▸ **GOAL**: All of the material below is to be restated word for word, apart from the pictures.
=== DATASET RECORDS ===
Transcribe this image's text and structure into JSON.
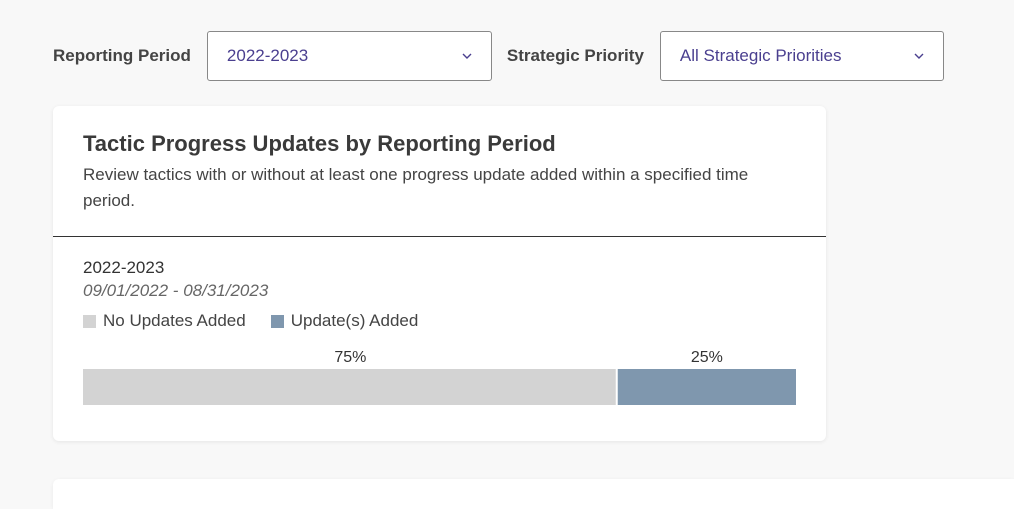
{
  "filters": {
    "period_label": "Reporting Period",
    "period_value": "2022-2023",
    "priority_label": "Strategic Priority",
    "priority_value": "All Strategic Priorities"
  },
  "card": {
    "title": "Tactic Progress Updates by Reporting Period",
    "subtitle": "Review tactics with or without at least one progress update added within a specified time period.",
    "period_name": "2022-2023",
    "period_range": "09/01/2022 - 08/31/2023"
  },
  "chart_data": {
    "type": "bar",
    "orientation": "horizontal-stacked",
    "series": [
      {
        "name": "No Updates Added",
        "values": [
          75
        ],
        "label": "75%",
        "color": "#d3d3d3"
      },
      {
        "name": "Update(s) Added",
        "values": [
          25
        ],
        "label": "25%",
        "color": "#7f97ae"
      }
    ],
    "unit": "%",
    "xlim": [
      0,
      100
    ],
    "legend_position": "top-left",
    "grid": false
  },
  "icons": {
    "dropdown": "chevron-down-icon"
  }
}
===
▸ **EXERCISE RESULT**:
Transcribe this image's text and structure into JSON.
{
  "filters": {
    "period_label": "Reporting Period",
    "period_value": "2022-2023",
    "priority_label": "Strategic Priority",
    "priority_value": "All Strategic Priorities"
  },
  "card": {
    "title": "Tactic Progress Updates by Reporting Period",
    "subtitle": "Review tactics with or without at least one progress update added within a specified time period.",
    "period_name": "2022-2023",
    "period_range": "09/01/2022 - 08/31/2023"
  },
  "chart_data": {
    "type": "bar",
    "orientation": "horizontal-stacked",
    "series": [
      {
        "name": "No Updates Added",
        "values": [
          75
        ],
        "label": "75%",
        "color": "#d3d3d3"
      },
      {
        "name": "Update(s) Added",
        "values": [
          25
        ],
        "label": "25%",
        "color": "#7f97ae"
      }
    ],
    "unit": "%",
    "xlim": [
      0,
      100
    ],
    "legend_position": "top-left",
    "grid": false
  },
  "icons": {
    "dropdown": "chevron-down-icon"
  }
}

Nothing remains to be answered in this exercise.